Start of RECORD SET
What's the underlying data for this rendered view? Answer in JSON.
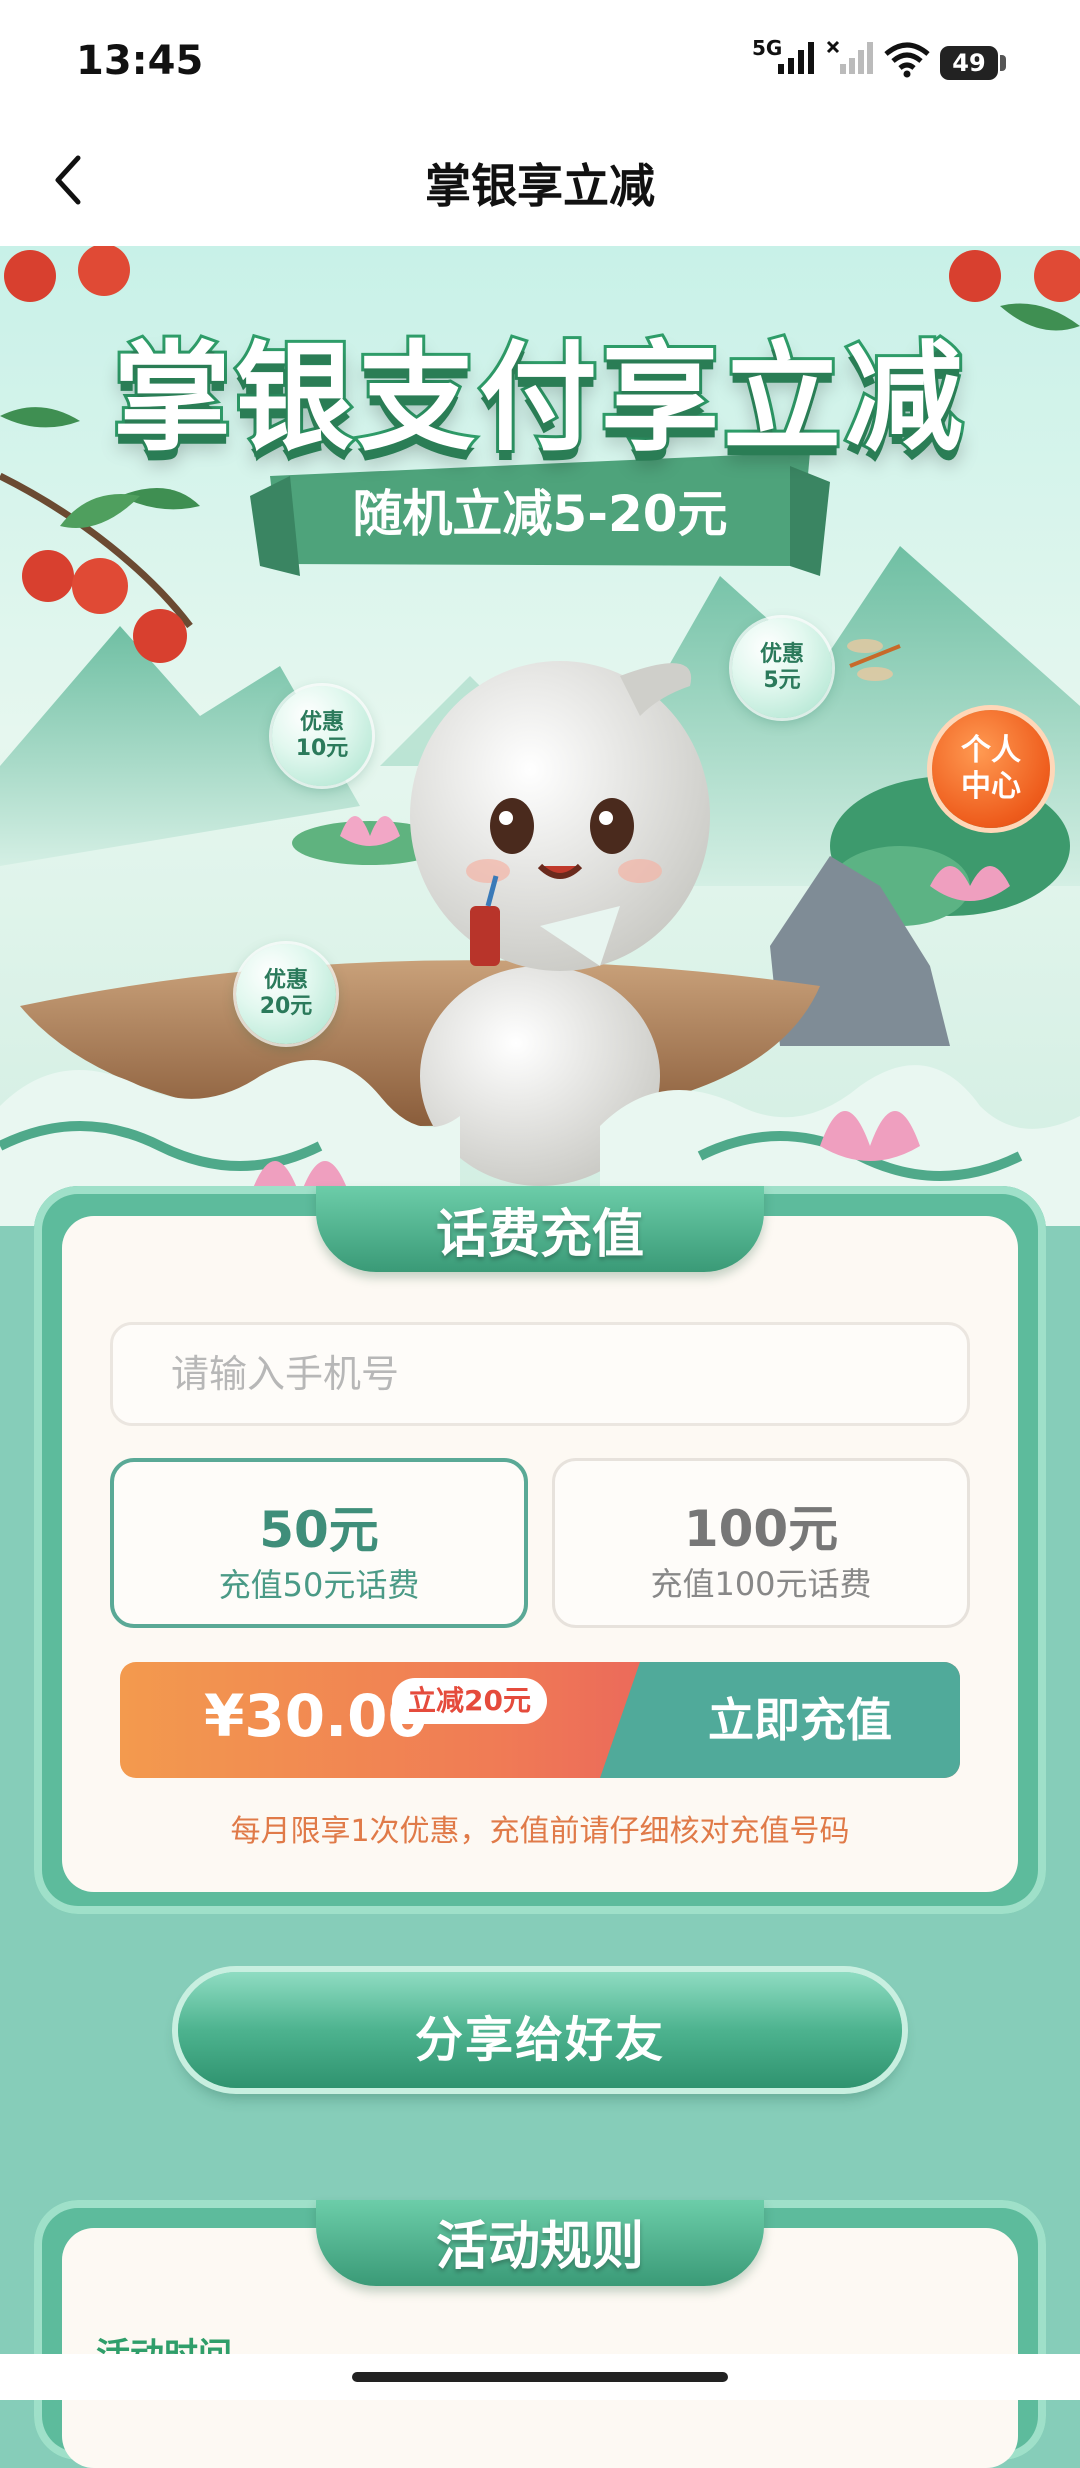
{
  "status_bar": {
    "time": "13:45",
    "network": "5G",
    "battery": "49"
  },
  "nav": {
    "title": "掌银享立减"
  },
  "hero": {
    "title": "掌银支付享立减",
    "subtitle": "随机立减5-20元",
    "bubbles": [
      {
        "line1": "优惠",
        "line2": "10元"
      },
      {
        "line1": "优惠",
        "line2": "5元"
      },
      {
        "line1": "优惠",
        "line2": "20元"
      }
    ],
    "personal_center": {
      "line1": "个人",
      "line2": "中心"
    }
  },
  "recharge": {
    "header": "话费充值",
    "phone_placeholder": "请输入手机号",
    "phone_value": "",
    "options": [
      {
        "amount": "50元",
        "desc": "充值50元话费",
        "selected": true
      },
      {
        "amount": "100元",
        "desc": "充值100元话费",
        "selected": false
      }
    ],
    "price": "¥30.00",
    "discount_tag": "立减20元",
    "pay_button": "立即充值",
    "notice": "每月限享1次优惠，充值前请仔细核对充值号码"
  },
  "share_button": "分享给好友",
  "rules": {
    "header": "活动规则",
    "first_section": "活动时间"
  },
  "colors": {
    "primary_green": "#3a9a77",
    "page_bg": "#86cdb9",
    "orange": "#f39a4e",
    "teal_button": "#50aa9a"
  }
}
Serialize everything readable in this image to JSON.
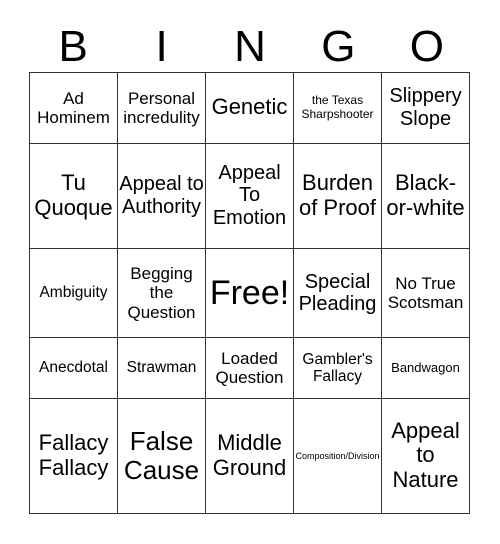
{
  "card": {
    "header": [
      "B",
      "I",
      "N",
      "G",
      "O"
    ],
    "rows": [
      [
        "Ad Hominem",
        "Personal incredulity",
        "Genetic",
        "the Texas Sharpshooter",
        "Slippery Slope"
      ],
      [
        "Tu Quoque",
        "Appeal to Authority",
        "Appeal To Emotion",
        "Burden of Proof",
        "Black-or-white"
      ],
      [
        "Ambiguity",
        "Begging the Question",
        "Free!",
        "Special Pleading",
        "No True Scotsman"
      ],
      [
        "Anecdotal",
        "Strawman",
        "Loaded Question",
        "Gambler's Fallacy",
        "Bandwagon"
      ],
      [
        "Fallacy Fallacy",
        "False Cause",
        "Middle Ground",
        "Composition/Division",
        "Appeal to Nature"
      ]
    ],
    "free_space": {
      "row": 2,
      "col": 2,
      "label": "Free!"
    }
  }
}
End of RECORD SET
Pictures don't belong in the copy. Transcribe every record exactly as it appears.

FINAL ANSWER:
What's the underlying data for this rendered view? Answer in JSON.
{
  "status_bar": {
    "time": "13:45",
    "network": "5G",
    "battery": "49"
  },
  "nav": {
    "title": "掌银享立减"
  },
  "hero": {
    "title": "掌银支付享立减",
    "subtitle": "随机立减5-20元",
    "bubbles": [
      {
        "line1": "优惠",
        "line2": "10元"
      },
      {
        "line1": "优惠",
        "line2": "5元"
      },
      {
        "line1": "优惠",
        "line2": "20元"
      }
    ],
    "personal_center": {
      "line1": "个人",
      "line2": "中心"
    }
  },
  "recharge": {
    "header": "话费充值",
    "phone_placeholder": "请输入手机号",
    "phone_value": "",
    "options": [
      {
        "amount": "50元",
        "desc": "充值50元话费",
        "selected": true
      },
      {
        "amount": "100元",
        "desc": "充值100元话费",
        "selected": false
      }
    ],
    "price": "¥30.00",
    "discount_tag": "立减20元",
    "pay_button": "立即充值",
    "notice": "每月限享1次优惠，充值前请仔细核对充值号码"
  },
  "share_button": "分享给好友",
  "rules": {
    "header": "活动规则",
    "first_section": "活动时间"
  },
  "colors": {
    "primary_green": "#3a9a77",
    "page_bg": "#86cdb9",
    "orange": "#f39a4e",
    "teal_button": "#50aa9a"
  }
}
Serialize everything readable in this image to JSON.
{
  "card": {
    "header": [
      "B",
      "I",
      "N",
      "G",
      "O"
    ],
    "rows": [
      [
        "Ad Hominem",
        "Personal incredulity",
        "Genetic",
        "the Texas Sharpshooter",
        "Slippery Slope"
      ],
      [
        "Tu Quoque",
        "Appeal to Authority",
        "Appeal To Emotion",
        "Burden of Proof",
        "Black-or-white"
      ],
      [
        "Ambiguity",
        "Begging the Question",
        "Free!",
        "Special Pleading",
        "No True Scotsman"
      ],
      [
        "Anecdotal",
        "Strawman",
        "Loaded Question",
        "Gambler's Fallacy",
        "Bandwagon"
      ],
      [
        "Fallacy Fallacy",
        "False Cause",
        "Middle Ground",
        "Composition/Division",
        "Appeal to Nature"
      ]
    ],
    "free_space": {
      "row": 2,
      "col": 2,
      "label": "Free!"
    }
  }
}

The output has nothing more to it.